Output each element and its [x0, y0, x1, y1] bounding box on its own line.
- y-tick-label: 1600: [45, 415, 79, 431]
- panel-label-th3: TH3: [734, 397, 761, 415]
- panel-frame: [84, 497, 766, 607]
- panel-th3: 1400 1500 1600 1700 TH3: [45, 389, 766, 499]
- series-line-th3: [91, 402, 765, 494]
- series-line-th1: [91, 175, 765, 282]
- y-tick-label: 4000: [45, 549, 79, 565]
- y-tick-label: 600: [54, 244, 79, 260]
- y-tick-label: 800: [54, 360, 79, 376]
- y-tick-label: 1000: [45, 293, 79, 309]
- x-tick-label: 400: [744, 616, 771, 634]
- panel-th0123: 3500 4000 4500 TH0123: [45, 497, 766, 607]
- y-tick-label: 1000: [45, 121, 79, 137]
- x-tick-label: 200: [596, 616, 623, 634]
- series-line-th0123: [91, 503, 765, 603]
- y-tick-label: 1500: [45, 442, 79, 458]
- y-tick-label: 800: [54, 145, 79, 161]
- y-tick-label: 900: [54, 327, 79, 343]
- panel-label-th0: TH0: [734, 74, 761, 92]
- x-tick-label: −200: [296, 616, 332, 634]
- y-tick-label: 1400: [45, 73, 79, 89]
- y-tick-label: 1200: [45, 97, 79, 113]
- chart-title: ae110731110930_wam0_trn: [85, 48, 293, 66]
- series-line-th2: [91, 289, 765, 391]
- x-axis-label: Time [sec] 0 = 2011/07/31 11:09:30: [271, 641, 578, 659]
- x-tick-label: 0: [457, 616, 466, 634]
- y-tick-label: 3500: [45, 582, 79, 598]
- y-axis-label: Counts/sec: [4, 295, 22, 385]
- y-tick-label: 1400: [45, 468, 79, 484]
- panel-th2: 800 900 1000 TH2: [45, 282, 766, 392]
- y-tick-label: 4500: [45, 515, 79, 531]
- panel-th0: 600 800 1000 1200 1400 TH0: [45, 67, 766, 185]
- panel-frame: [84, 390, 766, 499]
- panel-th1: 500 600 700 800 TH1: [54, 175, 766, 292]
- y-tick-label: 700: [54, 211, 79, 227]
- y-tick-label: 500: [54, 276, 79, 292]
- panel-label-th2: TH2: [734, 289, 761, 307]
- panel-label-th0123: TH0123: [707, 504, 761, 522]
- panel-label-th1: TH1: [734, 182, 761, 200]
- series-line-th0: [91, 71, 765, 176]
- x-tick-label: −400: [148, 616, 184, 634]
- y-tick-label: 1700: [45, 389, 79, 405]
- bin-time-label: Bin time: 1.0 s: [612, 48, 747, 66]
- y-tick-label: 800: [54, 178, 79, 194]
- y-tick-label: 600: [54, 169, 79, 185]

--- --- ---

§ **YOUR INSTRUCTIONS**: Copy every line of the items above exactly as it appears.

§ **REPLY**:
Output each element and its [x0, y0, x1, y1] bounding box on its own line.
- y-tick-label: 1600: [45, 415, 79, 431]
- panel-label-th3: TH3: [734, 397, 761, 415]
- panel-frame: [84, 497, 766, 607]
- panel-th3: 1400 1500 1600 1700 TH3: [45, 389, 766, 499]
- series-line-th3: [91, 402, 765, 494]
- series-line-th1: [91, 175, 765, 282]
- y-tick-label: 4000: [45, 549, 79, 565]
- y-tick-label: 600: [54, 244, 79, 260]
- y-tick-label: 800: [54, 360, 79, 376]
- y-tick-label: 1000: [45, 293, 79, 309]
- x-tick-label: 400: [744, 616, 771, 634]
- panel-th0123: 3500 4000 4500 TH0123: [45, 497, 766, 607]
- y-tick-label: 1000: [45, 121, 79, 137]
- x-tick-label: 200: [596, 616, 623, 634]
- series-line-th0123: [91, 503, 765, 603]
- y-tick-label: 1500: [45, 442, 79, 458]
- y-tick-label: 800: [54, 145, 79, 161]
- y-tick-label: 900: [54, 327, 79, 343]
- panel-label-th0: TH0: [734, 74, 761, 92]
- x-tick-label: −200: [296, 616, 332, 634]
- y-tick-label: 1400: [45, 73, 79, 89]
- y-tick-label: 1200: [45, 97, 79, 113]
- chart-title: ae110731110930_wam0_trn: [85, 48, 293, 66]
- series-line-th2: [91, 289, 765, 391]
- x-axis-label: Time [sec] 0 = 2011/07/31 11:09:30: [271, 641, 578, 659]
- x-tick-label: 0: [457, 616, 466, 634]
- y-tick-label: 3500: [45, 582, 79, 598]
- y-axis-label: Counts/sec: [4, 295, 22, 385]
- y-tick-label: 1400: [45, 468, 79, 484]
- panel-th2: 800 900 1000 TH2: [45, 282, 766, 392]
- y-tick-label: 4500: [45, 515, 79, 531]
- panel-th0: 600 800 1000 1200 1400 TH0: [45, 67, 766, 185]
- panel-frame: [84, 390, 766, 499]
- panel-th1: 500 600 700 800 TH1: [54, 175, 766, 292]
- y-tick-label: 700: [54, 211, 79, 227]
- y-tick-label: 500: [54, 276, 79, 292]
- panel-label-th2: TH2: [734, 289, 761, 307]
- panel-label-th0123: TH0123: [707, 504, 761, 522]
- panel-label-th1: TH1: [734, 182, 761, 200]
- series-line-th0: [91, 71, 765, 176]
- x-tick-label: −400: [148, 616, 184, 634]
- y-tick-label: 1700: [45, 389, 79, 405]
- bin-time-label: Bin time: 1.0 s: [612, 48, 747, 66]
- y-tick-label: 800: [54, 178, 79, 194]
- y-tick-label: 600: [54, 169, 79, 185]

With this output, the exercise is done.